◆ **Task details**
Output the data that follows exactly, line for line.

◆ **Data**

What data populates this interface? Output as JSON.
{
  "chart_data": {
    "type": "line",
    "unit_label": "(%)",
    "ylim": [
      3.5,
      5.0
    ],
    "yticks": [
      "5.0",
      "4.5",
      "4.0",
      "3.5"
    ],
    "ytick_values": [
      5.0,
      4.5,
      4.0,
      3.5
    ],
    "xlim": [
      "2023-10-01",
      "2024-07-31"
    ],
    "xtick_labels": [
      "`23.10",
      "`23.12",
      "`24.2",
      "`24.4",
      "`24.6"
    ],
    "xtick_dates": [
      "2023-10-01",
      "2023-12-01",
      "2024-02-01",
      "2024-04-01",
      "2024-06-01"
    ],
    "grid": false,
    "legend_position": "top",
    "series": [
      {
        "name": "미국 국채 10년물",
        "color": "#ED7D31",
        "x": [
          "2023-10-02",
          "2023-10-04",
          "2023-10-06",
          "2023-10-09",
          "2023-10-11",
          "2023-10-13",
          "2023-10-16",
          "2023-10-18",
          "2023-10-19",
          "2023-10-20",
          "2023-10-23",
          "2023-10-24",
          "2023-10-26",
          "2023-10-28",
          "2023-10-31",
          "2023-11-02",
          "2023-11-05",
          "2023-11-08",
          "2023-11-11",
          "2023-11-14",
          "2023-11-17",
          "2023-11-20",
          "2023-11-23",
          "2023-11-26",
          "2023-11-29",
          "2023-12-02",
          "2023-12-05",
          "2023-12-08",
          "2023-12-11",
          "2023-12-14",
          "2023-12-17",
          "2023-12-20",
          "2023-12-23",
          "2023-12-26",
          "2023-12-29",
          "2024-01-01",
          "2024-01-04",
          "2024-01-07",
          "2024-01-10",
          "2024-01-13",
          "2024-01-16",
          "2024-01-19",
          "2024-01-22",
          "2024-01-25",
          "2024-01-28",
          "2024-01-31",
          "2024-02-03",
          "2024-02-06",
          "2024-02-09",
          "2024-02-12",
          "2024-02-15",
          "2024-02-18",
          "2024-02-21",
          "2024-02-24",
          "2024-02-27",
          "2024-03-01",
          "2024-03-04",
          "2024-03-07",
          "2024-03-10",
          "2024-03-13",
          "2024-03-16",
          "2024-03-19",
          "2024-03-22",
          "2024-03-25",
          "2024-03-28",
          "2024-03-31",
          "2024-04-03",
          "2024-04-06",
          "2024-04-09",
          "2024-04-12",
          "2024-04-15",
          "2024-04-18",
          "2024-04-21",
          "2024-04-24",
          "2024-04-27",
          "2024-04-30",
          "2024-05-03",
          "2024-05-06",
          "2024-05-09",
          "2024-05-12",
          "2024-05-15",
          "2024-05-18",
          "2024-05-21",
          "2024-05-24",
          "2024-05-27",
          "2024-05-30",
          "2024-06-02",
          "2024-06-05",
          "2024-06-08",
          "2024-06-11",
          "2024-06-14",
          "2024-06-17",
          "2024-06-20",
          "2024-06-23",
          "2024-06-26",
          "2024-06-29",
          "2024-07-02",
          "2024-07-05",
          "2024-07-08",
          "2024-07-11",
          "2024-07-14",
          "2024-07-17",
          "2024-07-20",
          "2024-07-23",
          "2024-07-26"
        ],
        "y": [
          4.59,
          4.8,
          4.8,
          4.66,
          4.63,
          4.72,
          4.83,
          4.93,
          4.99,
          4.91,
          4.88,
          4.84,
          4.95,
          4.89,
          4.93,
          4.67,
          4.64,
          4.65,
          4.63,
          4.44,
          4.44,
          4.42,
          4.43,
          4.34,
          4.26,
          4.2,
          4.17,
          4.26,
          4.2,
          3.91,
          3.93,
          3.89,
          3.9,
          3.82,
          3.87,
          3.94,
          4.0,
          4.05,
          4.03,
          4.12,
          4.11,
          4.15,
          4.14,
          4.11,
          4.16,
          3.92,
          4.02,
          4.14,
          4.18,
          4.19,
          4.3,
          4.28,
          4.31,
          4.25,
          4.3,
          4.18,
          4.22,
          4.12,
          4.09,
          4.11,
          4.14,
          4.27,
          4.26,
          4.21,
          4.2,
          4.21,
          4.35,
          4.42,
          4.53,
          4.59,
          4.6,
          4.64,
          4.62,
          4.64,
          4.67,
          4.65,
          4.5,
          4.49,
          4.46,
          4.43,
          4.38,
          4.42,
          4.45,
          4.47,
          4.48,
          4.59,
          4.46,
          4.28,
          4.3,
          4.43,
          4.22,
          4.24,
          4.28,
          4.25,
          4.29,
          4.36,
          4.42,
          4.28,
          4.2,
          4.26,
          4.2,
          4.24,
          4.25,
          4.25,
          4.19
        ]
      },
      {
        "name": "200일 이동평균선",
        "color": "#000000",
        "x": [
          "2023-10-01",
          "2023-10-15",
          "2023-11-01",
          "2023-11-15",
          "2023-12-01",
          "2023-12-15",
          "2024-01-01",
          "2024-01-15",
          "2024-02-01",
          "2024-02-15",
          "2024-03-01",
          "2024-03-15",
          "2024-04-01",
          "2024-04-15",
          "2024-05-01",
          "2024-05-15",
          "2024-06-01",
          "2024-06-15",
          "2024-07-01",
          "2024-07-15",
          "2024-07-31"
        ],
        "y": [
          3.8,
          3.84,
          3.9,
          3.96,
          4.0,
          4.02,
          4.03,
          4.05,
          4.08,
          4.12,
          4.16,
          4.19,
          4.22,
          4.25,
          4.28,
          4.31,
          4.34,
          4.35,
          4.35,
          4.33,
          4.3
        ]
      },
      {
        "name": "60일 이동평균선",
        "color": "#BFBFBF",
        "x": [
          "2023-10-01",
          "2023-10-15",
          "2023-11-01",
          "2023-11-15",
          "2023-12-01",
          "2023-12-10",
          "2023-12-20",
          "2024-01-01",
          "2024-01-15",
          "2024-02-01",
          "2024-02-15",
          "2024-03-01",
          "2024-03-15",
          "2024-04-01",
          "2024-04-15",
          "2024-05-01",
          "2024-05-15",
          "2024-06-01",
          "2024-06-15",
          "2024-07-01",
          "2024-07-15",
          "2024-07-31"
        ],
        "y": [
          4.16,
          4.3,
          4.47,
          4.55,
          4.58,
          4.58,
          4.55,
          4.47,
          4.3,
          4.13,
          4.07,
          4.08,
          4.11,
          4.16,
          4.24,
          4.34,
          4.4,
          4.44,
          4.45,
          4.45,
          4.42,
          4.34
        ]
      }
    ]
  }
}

◆ **Output for this task**
What data populates this interface? Output as JSON.
{
  "chart_data": {
    "type": "line",
    "unit_label": "(%)",
    "ylim": [
      3.5,
      5.0
    ],
    "yticks": [
      "5.0",
      "4.5",
      "4.0",
      "3.5"
    ],
    "ytick_values": [
      5.0,
      4.5,
      4.0,
      3.5
    ],
    "xlim": [
      "2023-10-01",
      "2024-07-31"
    ],
    "xtick_labels": [
      "`23.10",
      "`23.12",
      "`24.2",
      "`24.4",
      "`24.6"
    ],
    "xtick_dates": [
      "2023-10-01",
      "2023-12-01",
      "2024-02-01",
      "2024-04-01",
      "2024-06-01"
    ],
    "grid": false,
    "legend_position": "top",
    "series": [
      {
        "name": "미국 국채 10년물",
        "color": "#ED7D31",
        "x": [
          "2023-10-02",
          "2023-10-04",
          "2023-10-06",
          "2023-10-09",
          "2023-10-11",
          "2023-10-13",
          "2023-10-16",
          "2023-10-18",
          "2023-10-19",
          "2023-10-20",
          "2023-10-23",
          "2023-10-24",
          "2023-10-26",
          "2023-10-28",
          "2023-10-31",
          "2023-11-02",
          "2023-11-05",
          "2023-11-08",
          "2023-11-11",
          "2023-11-14",
          "2023-11-17",
          "2023-11-20",
          "2023-11-23",
          "2023-11-26",
          "2023-11-29",
          "2023-12-02",
          "2023-12-05",
          "2023-12-08",
          "2023-12-11",
          "2023-12-14",
          "2023-12-17",
          "2023-12-20",
          "2023-12-23",
          "2023-12-26",
          "2023-12-29",
          "2024-01-01",
          "2024-01-04",
          "2024-01-07",
          "2024-01-10",
          "2024-01-13",
          "2024-01-16",
          "2024-01-19",
          "2024-01-22",
          "2024-01-25",
          "2024-01-28",
          "2024-01-31",
          "2024-02-03",
          "2024-02-06",
          "2024-02-09",
          "2024-02-12",
          "2024-02-15",
          "2024-02-18",
          "2024-02-21",
          "2024-02-24",
          "2024-02-27",
          "2024-03-01",
          "2024-03-04",
          "2024-03-07",
          "2024-03-10",
          "2024-03-13",
          "2024-03-16",
          "2024-03-19",
          "2024-03-22",
          "2024-03-25",
          "2024-03-28",
          "2024-03-31",
          "2024-04-03",
          "2024-04-06",
          "2024-04-09",
          "2024-04-12",
          "2024-04-15",
          "2024-04-18",
          "2024-04-21",
          "2024-04-24",
          "2024-04-27",
          "2024-04-30",
          "2024-05-03",
          "2024-05-06",
          "2024-05-09",
          "2024-05-12",
          "2024-05-15",
          "2024-05-18",
          "2024-05-21",
          "2024-05-24",
          "2024-05-27",
          "2024-05-30",
          "2024-06-02",
          "2024-06-05",
          "2024-06-08",
          "2024-06-11",
          "2024-06-14",
          "2024-06-17",
          "2024-06-20",
          "2024-06-23",
          "2024-06-26",
          "2024-06-29",
          "2024-07-02",
          "2024-07-05",
          "2024-07-08",
          "2024-07-11",
          "2024-07-14",
          "2024-07-17",
          "2024-07-20",
          "2024-07-23",
          "2024-07-26"
        ],
        "y": [
          4.59,
          4.8,
          4.8,
          4.66,
          4.63,
          4.72,
          4.83,
          4.93,
          4.99,
          4.91,
          4.88,
          4.84,
          4.95,
          4.89,
          4.93,
          4.67,
          4.64,
          4.65,
          4.63,
          4.44,
          4.44,
          4.42,
          4.43,
          4.34,
          4.26,
          4.2,
          4.17,
          4.26,
          4.2,
          3.91,
          3.93,
          3.89,
          3.9,
          3.82,
          3.87,
          3.94,
          4.0,
          4.05,
          4.03,
          4.12,
          4.11,
          4.15,
          4.14,
          4.11,
          4.16,
          3.92,
          4.02,
          4.14,
          4.18,
          4.19,
          4.3,
          4.28,
          4.31,
          4.25,
          4.3,
          4.18,
          4.22,
          4.12,
          4.09,
          4.11,
          4.14,
          4.27,
          4.26,
          4.21,
          4.2,
          4.21,
          4.35,
          4.42,
          4.53,
          4.59,
          4.6,
          4.64,
          4.62,
          4.64,
          4.67,
          4.65,
          4.5,
          4.49,
          4.46,
          4.43,
          4.38,
          4.42,
          4.45,
          4.47,
          4.48,
          4.59,
          4.46,
          4.28,
          4.3,
          4.43,
          4.22,
          4.24,
          4.28,
          4.25,
          4.29,
          4.36,
          4.42,
          4.28,
          4.2,
          4.26,
          4.2,
          4.24,
          4.25,
          4.25,
          4.19
        ]
      },
      {
        "name": "200일 이동평균선",
        "color": "#000000",
        "x": [
          "2023-10-01",
          "2023-10-15",
          "2023-11-01",
          "2023-11-15",
          "2023-12-01",
          "2023-12-15",
          "2024-01-01",
          "2024-01-15",
          "2024-02-01",
          "2024-02-15",
          "2024-03-01",
          "2024-03-15",
          "2024-04-01",
          "2024-04-15",
          "2024-05-01",
          "2024-05-15",
          "2024-06-01",
          "2024-06-15",
          "2024-07-01",
          "2024-07-15",
          "2024-07-31"
        ],
        "y": [
          3.8,
          3.84,
          3.9,
          3.96,
          4.0,
          4.02,
          4.03,
          4.05,
          4.08,
          4.12,
          4.16,
          4.19,
          4.22,
          4.25,
          4.28,
          4.31,
          4.34,
          4.35,
          4.35,
          4.33,
          4.3
        ]
      },
      {
        "name": "60일 이동평균선",
        "color": "#BFBFBF",
        "x": [
          "2023-10-01",
          "2023-10-15",
          "2023-11-01",
          "2023-11-15",
          "2023-12-01",
          "2023-12-10",
          "2023-12-20",
          "2024-01-01",
          "2024-01-15",
          "2024-02-01",
          "2024-02-15",
          "2024-03-01",
          "2024-03-15",
          "2024-04-01",
          "2024-04-15",
          "2024-05-01",
          "2024-05-15",
          "2024-06-01",
          "2024-06-15",
          "2024-07-01",
          "2024-07-15",
          "2024-07-31"
        ],
        "y": [
          4.16,
          4.3,
          4.47,
          4.55,
          4.58,
          4.58,
          4.55,
          4.47,
          4.3,
          4.13,
          4.07,
          4.08,
          4.11,
          4.16,
          4.24,
          4.34,
          4.4,
          4.44,
          4.45,
          4.45,
          4.42,
          4.34
        ]
      }
    ]
  }
}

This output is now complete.